▸ **SELECTED EXTRACT**:

•••

Cooper's Ferry Partnership is a private non-profit founded in 1984. It was originally known as Cooper's Ferry Association until it merged with the Greater Camden Partnership in 2011, becoming Cooper's Ferry Partnership. Kris Kolluri is the current CEO. In a broad sense, their goal is to identify and advance economic development in Camden. While this does include housing rehabilitation, Cooper's Ferry is involved in multiple projects. This includes the Camden Greenway, which is a set of hiking and biking trails, and the Camden SMART (Stormwater Management and Resource Training) Initiative.

Revitalization efforts have persisted, bringing infrastructure such as the RiverLine.

In January 2019, Camden received a $1 million grant from Bloomberg Philanthropies for A New View, which is a public art project seeking to change illegal dump sites into public art fixtures. A New View is part of Bloomberg Philanthropies larger Public Art Challenge. Additionally, the program will educate residents of the harmful effects of illegal dumping. The effort will include the Cooper's Ferry Partnership, the Rutgers-Camden Center for the Arts, the Camden Collaborative Initiative, and the Camden City Cultural and Heritage Commission, as well as local businesses and residents. Locations to be targeted include dumping sites within proximity of Port Authority Transit Corporation high speed-line, the RiverLine, and the Camden GreenWay. According to Mayor Francisco Moran, illegal dumping costs Camden more than $4 million each year.

Furthermore, there were plans for a $2 billion expansion of Cooper University Hospital which further increases the current industry in Camden and indicates further developments in the city.

Recent developments also include the revitalization of public spaces, such as the construction of Camden's first comprehensive park plan and the redevelopment of housing complexes like Camden's Branch Village and Ablett Village. Additionally, investments have been made in education, with funding allocated for post-pandemic relief, facility renovations, and mental health support in Camden County.

In October 2025, the New Jersey Economic Development Authority (NJDEA) issued a Request for Expressions of Interest (RFEOI) to solicit development proposals of 16 acres along the North Camden waterfront on the site of the former prison, which had been demolished in 2009, as well as part of the Weeks Marine site; enacting on a redevelopment place in place since 2014.

=== Failed redevelopment projects ===
In early 2013, ShopRite announced that they would open the first full-service grocery store in Camden in 30 years, with plans to open their doors in 2015. In 2016 the company announced that they no longer planned to move to Camden leaving the plot of land on Admiral Willson Boulevard barren and the 20-acre section of the city as a food desert.

In May 2018, Chinese company Ofo brought its dockless bikes to Camden, along with many other cities, for a six-month pilot in an attempt to break into the American market. After two months in July 2018 Ofo decided to remove its bikes from Camden as part of a broader pullout from most of the American cities they had entered due to a decision that it was not profitable to be in these American cities.

On March 28, 2019, a former financial officer for Hewlett-Packard, Gulsen Kama, alleged that the company received a tax break based on false information. The company qualified for a $2.7 million tax break from the Grow NJ incentive of the Economic Development Authority (EDA). Kama testified that the company qualified for the tax break because of a false cost-benefit analysis she was ordered to prepare. She claims the analysis included a plan to move to Florida that was not in consideration by the company. The Grow NJ Incentive has granted $11 billion in tax breaks to preserve and create jobs in New Jersey, but it has experienced problems as well. A state comptroller sample audit ordered by Governor Phil Murphy showed that approximately 3,000 jobs companies listed with the EDA do not actually exist. Those jobs could be worth $11 million in tax credits. The audit also showed that the EDA did not collect sufficient data on companies that received tax credits.

•••

▸ **TASKS**:
[a] According to the passage on Camden's redevelopment, why did Ofo remove its dockless bikes from Camden in July 2018? Answer in one to three sentences.
[b] From the passage on Camden's redevelopment, extract the text word for word, beginning at the words "Cooper's Ferry Partnership is" and stopping after "Resource Training) Initiative.".

▸ **STORED DATA**:
•••

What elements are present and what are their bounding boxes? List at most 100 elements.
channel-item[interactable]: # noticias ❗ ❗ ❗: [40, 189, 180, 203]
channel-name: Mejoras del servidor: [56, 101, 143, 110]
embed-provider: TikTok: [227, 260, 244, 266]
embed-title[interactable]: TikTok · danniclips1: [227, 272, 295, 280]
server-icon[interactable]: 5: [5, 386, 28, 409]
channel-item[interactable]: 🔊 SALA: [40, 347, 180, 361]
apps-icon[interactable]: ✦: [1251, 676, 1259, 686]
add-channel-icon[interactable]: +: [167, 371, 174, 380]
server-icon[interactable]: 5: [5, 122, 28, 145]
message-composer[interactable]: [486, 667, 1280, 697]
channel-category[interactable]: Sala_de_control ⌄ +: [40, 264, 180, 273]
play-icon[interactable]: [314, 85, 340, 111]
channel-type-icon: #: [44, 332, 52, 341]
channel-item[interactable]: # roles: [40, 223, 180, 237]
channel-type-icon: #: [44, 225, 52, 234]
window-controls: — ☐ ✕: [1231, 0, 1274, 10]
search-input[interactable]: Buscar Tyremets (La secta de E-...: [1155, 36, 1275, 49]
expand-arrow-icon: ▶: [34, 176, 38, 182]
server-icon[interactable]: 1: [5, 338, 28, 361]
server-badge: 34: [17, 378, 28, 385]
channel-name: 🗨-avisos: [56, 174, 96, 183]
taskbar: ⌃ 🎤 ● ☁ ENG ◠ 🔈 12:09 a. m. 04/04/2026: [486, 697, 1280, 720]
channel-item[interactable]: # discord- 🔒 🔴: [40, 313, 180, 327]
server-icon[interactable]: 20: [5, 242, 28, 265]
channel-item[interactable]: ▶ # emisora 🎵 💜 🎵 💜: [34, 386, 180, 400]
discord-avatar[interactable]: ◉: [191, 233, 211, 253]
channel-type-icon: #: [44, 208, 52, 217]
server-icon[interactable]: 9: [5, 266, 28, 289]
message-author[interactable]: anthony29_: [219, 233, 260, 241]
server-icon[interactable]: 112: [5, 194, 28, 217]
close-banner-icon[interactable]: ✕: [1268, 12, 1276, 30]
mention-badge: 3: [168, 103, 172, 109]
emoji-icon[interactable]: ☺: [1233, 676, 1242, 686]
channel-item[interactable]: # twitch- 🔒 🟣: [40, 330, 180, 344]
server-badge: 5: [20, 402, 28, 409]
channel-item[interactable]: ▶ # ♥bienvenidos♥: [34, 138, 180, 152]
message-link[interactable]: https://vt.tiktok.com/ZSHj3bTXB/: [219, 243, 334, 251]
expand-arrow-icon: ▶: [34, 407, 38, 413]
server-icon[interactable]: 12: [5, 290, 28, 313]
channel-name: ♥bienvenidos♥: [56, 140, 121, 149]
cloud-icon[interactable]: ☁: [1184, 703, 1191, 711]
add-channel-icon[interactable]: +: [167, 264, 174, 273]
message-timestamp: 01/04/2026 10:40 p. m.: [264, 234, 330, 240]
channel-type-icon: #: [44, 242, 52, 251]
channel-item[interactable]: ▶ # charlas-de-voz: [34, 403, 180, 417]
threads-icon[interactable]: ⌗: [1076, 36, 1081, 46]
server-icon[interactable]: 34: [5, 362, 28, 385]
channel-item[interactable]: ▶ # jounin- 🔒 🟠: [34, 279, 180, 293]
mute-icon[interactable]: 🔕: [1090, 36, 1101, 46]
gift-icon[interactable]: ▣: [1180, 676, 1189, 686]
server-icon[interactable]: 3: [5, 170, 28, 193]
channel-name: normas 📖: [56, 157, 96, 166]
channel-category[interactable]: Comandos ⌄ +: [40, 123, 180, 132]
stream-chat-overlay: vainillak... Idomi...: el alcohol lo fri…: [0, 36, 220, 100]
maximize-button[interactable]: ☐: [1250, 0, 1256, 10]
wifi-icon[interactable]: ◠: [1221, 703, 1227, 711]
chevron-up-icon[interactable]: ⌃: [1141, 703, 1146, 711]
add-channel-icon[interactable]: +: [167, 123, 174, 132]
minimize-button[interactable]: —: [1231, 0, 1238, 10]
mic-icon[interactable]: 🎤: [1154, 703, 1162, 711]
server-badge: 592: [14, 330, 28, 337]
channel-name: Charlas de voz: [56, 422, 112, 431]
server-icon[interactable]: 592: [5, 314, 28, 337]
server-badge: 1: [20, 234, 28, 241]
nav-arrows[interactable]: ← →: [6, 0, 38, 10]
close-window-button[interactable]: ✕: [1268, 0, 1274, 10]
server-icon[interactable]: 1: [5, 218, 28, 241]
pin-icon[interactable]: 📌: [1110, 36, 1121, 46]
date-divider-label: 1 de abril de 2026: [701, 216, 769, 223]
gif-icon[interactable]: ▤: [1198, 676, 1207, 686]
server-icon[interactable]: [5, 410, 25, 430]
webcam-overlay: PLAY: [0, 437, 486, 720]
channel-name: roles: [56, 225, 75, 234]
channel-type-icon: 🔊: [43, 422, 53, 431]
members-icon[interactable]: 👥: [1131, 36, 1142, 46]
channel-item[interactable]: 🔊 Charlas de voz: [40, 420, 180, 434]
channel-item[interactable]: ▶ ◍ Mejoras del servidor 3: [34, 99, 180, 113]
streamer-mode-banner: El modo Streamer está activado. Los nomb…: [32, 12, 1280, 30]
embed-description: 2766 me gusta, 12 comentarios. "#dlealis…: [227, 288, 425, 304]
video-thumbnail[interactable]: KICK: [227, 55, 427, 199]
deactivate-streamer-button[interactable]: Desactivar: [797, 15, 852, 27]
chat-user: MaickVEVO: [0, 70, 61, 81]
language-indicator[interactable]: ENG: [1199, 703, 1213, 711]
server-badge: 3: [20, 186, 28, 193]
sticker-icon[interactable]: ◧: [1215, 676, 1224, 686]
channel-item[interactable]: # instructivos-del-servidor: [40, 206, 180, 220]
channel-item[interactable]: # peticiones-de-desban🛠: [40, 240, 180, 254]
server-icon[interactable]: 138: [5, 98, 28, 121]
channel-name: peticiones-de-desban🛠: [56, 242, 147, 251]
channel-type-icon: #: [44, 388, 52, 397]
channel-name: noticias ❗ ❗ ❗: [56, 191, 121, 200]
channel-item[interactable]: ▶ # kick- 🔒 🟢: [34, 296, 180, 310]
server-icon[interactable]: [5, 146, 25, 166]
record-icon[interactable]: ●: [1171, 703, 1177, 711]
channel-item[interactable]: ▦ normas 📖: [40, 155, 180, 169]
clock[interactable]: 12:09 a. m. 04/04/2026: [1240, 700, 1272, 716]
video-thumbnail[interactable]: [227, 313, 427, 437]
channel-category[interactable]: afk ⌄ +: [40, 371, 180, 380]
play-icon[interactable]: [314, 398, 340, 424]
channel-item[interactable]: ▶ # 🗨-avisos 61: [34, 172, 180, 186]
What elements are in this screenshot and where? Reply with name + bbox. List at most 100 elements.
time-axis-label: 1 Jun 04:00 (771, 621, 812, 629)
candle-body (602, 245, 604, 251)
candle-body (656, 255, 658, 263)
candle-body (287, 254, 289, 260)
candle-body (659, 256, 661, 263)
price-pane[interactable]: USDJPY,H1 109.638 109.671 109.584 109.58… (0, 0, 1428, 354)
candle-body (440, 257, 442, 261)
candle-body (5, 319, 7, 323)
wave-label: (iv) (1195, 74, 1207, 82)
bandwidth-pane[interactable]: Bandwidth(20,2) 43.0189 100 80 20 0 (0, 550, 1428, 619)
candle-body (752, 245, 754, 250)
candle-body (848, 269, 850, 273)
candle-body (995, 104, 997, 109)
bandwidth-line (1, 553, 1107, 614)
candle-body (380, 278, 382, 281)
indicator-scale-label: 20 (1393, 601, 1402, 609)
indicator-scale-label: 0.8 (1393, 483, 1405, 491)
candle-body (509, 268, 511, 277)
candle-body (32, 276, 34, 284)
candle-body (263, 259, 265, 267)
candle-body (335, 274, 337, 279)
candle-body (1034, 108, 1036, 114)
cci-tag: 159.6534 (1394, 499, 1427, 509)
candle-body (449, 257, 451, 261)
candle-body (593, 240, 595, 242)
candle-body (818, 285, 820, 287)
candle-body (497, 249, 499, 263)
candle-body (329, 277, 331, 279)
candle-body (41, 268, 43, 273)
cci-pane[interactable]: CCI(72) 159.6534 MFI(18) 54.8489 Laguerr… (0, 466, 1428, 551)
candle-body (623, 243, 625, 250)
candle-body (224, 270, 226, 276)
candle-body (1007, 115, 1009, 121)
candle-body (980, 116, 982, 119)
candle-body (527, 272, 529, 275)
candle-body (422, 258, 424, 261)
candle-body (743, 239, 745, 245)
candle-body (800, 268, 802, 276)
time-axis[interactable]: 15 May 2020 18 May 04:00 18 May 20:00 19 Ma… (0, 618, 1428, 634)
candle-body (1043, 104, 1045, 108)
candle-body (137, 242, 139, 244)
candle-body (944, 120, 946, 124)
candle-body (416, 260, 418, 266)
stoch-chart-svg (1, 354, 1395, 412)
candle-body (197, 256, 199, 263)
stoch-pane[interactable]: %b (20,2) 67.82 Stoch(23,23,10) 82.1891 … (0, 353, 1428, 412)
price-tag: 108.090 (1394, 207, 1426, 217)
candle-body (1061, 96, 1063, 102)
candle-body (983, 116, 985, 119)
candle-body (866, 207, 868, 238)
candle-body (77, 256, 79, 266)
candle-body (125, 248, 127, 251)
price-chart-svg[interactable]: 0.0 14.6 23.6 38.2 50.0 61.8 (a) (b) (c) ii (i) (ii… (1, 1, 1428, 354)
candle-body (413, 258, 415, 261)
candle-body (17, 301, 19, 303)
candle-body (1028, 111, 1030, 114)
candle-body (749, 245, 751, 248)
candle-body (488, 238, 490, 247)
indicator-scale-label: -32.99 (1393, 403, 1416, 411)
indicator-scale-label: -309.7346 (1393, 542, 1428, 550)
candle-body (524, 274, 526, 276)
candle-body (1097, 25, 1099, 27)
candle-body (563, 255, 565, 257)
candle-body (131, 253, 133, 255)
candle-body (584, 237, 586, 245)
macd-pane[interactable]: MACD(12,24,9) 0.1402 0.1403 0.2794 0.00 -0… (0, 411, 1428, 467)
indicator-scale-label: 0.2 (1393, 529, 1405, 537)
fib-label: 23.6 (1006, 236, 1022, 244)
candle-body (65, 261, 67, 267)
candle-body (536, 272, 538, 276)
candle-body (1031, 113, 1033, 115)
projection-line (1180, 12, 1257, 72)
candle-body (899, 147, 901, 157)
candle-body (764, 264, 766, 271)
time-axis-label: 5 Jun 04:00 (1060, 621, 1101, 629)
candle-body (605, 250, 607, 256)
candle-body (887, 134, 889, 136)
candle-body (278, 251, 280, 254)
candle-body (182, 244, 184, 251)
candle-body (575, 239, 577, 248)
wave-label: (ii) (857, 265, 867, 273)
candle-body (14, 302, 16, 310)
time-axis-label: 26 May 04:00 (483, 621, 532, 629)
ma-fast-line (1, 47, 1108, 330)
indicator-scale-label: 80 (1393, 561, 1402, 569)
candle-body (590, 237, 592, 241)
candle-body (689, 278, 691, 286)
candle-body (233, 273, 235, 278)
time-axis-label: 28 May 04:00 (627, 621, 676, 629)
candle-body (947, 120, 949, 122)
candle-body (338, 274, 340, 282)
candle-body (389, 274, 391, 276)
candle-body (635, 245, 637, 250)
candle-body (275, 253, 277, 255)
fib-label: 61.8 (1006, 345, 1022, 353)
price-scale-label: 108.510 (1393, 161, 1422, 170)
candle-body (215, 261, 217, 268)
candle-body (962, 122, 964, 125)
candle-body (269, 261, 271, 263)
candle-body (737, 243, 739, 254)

•••

▸ **EXERCISE RESULTS**:
[a] Ofo removed its bikes from Camden as part of a broader pullout from most of the American cities it had entered. The company had decided that it was not profitable to be in those cities.

[b]
Cooper's Ferry Partnership is a private non-profit founded in 1984. It was originally known as Cooper's Ferry Association until it merged with the Greater Camden Partnership in 2011, becoming Cooper's Ferry Partnership. Kris Kolluri is the current CEO. In a broad sense, their goal is to identify and advance economic development in Camden. While this does include housing rehabilitation, Cooper's Ferry is involved in multiple projects. This includes the Camden Greenway, which is a set of hiking and biking trails, and the Camden SMART (Stormwater Management and Resource Training) Initiative.